WORK INSTRUCTIONS>
Filter the entries and keep only the lines where the string "among" appears.

MATERIALS PROVIDED>

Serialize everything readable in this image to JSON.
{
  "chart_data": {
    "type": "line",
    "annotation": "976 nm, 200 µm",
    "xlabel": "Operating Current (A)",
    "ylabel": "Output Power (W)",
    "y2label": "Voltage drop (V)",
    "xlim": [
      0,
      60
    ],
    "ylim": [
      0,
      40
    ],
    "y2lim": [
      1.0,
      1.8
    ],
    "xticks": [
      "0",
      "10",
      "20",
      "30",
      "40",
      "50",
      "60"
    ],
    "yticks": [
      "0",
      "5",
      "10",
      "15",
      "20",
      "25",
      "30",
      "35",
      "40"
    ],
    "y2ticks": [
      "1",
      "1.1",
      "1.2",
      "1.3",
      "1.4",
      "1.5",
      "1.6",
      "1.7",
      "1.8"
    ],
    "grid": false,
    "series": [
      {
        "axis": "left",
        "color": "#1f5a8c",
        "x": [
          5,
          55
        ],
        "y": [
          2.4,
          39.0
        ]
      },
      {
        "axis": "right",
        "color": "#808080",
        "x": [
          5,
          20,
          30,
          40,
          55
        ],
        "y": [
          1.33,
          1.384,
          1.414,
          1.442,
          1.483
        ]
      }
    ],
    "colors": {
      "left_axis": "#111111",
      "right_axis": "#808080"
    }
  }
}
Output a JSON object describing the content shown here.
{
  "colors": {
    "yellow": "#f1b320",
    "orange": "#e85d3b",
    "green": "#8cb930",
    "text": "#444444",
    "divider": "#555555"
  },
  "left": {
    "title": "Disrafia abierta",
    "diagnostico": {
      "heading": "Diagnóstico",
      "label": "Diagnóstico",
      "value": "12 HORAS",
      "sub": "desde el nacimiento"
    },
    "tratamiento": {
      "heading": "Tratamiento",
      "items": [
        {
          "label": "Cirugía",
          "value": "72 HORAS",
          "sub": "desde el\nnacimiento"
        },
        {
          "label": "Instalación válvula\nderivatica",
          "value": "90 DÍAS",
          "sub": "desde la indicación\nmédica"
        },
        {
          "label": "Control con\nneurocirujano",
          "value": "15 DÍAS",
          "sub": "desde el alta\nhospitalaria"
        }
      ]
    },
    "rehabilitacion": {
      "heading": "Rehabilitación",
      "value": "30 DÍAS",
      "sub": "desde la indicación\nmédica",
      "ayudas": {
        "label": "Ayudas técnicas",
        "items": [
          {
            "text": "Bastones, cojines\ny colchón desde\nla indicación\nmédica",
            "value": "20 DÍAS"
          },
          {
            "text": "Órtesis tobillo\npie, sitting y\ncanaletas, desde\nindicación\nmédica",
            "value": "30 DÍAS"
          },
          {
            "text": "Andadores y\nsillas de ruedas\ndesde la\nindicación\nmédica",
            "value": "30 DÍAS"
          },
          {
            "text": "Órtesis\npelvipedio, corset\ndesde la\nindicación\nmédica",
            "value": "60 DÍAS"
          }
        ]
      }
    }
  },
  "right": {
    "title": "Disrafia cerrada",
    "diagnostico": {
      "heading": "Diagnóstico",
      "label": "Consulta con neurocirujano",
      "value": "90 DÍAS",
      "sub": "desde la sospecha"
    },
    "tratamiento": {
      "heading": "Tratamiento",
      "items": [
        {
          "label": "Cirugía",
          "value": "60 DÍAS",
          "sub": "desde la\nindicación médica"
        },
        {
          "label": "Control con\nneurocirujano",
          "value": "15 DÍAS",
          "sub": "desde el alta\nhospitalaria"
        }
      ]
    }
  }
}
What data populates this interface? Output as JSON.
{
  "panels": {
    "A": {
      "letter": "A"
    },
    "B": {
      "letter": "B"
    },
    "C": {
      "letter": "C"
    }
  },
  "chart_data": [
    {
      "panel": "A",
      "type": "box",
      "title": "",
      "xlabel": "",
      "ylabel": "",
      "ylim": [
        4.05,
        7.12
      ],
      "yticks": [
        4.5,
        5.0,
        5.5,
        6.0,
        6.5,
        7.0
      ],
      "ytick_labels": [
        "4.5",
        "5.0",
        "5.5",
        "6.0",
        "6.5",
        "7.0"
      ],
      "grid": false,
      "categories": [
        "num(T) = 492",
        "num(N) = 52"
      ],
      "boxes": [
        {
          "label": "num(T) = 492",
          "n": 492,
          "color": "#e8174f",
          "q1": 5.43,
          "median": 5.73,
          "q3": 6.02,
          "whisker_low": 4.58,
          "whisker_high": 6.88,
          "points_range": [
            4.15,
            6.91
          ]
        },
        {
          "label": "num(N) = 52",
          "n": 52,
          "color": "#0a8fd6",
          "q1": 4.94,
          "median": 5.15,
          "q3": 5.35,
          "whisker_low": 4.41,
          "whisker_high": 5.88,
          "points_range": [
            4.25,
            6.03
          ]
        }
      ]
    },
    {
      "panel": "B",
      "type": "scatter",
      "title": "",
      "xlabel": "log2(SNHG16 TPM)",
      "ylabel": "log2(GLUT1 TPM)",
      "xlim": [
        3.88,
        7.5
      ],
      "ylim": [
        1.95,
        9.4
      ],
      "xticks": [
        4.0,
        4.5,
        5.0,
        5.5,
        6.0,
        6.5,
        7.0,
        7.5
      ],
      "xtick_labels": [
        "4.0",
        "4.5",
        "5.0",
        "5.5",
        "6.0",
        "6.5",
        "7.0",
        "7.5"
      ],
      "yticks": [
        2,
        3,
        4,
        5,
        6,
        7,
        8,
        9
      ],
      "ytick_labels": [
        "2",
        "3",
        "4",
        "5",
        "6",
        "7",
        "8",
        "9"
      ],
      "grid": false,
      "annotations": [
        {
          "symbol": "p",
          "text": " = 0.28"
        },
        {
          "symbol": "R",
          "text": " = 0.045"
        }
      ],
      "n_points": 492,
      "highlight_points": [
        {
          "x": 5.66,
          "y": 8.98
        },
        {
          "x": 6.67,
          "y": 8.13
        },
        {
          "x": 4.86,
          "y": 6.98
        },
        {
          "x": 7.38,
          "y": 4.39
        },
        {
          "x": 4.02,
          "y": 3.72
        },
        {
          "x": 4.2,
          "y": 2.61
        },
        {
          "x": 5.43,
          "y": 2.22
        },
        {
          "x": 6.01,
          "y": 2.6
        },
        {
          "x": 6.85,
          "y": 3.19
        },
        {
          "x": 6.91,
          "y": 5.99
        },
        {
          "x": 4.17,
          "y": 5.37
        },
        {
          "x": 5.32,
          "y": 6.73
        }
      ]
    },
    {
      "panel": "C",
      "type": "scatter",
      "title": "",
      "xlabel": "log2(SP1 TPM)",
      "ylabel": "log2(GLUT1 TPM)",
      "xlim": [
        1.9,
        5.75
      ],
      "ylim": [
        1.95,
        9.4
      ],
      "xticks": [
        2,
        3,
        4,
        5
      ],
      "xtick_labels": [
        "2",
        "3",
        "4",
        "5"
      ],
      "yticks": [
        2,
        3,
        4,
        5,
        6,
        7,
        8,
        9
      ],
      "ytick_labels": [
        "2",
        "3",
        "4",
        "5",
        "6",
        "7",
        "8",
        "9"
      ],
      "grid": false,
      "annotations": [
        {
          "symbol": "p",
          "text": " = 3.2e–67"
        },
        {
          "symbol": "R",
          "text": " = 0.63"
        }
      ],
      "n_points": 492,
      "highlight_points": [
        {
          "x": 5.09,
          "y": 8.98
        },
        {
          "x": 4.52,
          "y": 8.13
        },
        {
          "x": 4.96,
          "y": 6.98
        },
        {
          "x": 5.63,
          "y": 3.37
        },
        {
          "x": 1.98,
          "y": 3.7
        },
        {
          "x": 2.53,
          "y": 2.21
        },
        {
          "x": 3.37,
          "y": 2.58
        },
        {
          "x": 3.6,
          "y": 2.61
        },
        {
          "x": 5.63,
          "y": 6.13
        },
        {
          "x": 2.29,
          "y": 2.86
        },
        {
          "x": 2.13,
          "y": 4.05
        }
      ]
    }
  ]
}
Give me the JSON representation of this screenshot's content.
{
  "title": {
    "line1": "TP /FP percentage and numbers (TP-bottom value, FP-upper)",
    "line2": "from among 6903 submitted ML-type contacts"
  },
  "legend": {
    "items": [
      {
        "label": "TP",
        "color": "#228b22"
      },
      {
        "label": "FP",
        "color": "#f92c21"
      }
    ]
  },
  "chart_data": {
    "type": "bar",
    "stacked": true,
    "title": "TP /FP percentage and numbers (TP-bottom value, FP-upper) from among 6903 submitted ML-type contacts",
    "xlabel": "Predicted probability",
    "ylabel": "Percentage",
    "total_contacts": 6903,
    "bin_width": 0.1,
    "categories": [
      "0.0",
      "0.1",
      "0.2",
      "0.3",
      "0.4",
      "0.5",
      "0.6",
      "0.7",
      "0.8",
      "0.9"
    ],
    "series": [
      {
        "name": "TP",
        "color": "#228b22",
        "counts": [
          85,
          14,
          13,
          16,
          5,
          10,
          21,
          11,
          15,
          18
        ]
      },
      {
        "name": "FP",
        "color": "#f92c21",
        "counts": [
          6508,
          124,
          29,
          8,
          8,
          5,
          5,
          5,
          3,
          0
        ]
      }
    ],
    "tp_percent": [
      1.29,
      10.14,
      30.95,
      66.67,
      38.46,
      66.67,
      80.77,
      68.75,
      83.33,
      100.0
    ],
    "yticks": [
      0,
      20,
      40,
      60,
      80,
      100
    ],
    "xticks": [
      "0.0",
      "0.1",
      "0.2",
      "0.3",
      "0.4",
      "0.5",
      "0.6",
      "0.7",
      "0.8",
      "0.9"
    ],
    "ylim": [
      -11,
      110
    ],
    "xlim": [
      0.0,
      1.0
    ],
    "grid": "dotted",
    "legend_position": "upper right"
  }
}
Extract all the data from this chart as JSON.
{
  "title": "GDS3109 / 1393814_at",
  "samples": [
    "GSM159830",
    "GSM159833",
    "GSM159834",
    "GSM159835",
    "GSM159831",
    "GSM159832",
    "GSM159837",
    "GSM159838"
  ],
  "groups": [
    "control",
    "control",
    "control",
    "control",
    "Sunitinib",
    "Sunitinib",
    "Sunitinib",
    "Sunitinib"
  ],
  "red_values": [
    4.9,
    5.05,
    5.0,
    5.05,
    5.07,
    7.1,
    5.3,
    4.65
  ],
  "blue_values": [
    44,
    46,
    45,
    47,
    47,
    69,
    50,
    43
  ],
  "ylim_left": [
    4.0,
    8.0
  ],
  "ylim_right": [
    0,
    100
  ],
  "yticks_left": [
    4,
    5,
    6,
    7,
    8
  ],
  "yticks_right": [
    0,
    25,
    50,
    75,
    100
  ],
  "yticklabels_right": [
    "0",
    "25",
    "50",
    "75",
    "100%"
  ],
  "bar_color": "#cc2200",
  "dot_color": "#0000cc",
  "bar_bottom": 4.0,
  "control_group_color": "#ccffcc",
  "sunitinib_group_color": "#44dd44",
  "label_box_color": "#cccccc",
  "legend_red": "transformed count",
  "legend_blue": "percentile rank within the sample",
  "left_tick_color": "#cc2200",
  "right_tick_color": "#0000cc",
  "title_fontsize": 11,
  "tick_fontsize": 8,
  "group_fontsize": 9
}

OUTPUT BELOW>
    "line2": "from among 6903 submitted ML-type contacts"
    "title": "TP /FP percentage and numbers (TP-bottom value, FP-upper) from among 6903 submitted ML-type contacts",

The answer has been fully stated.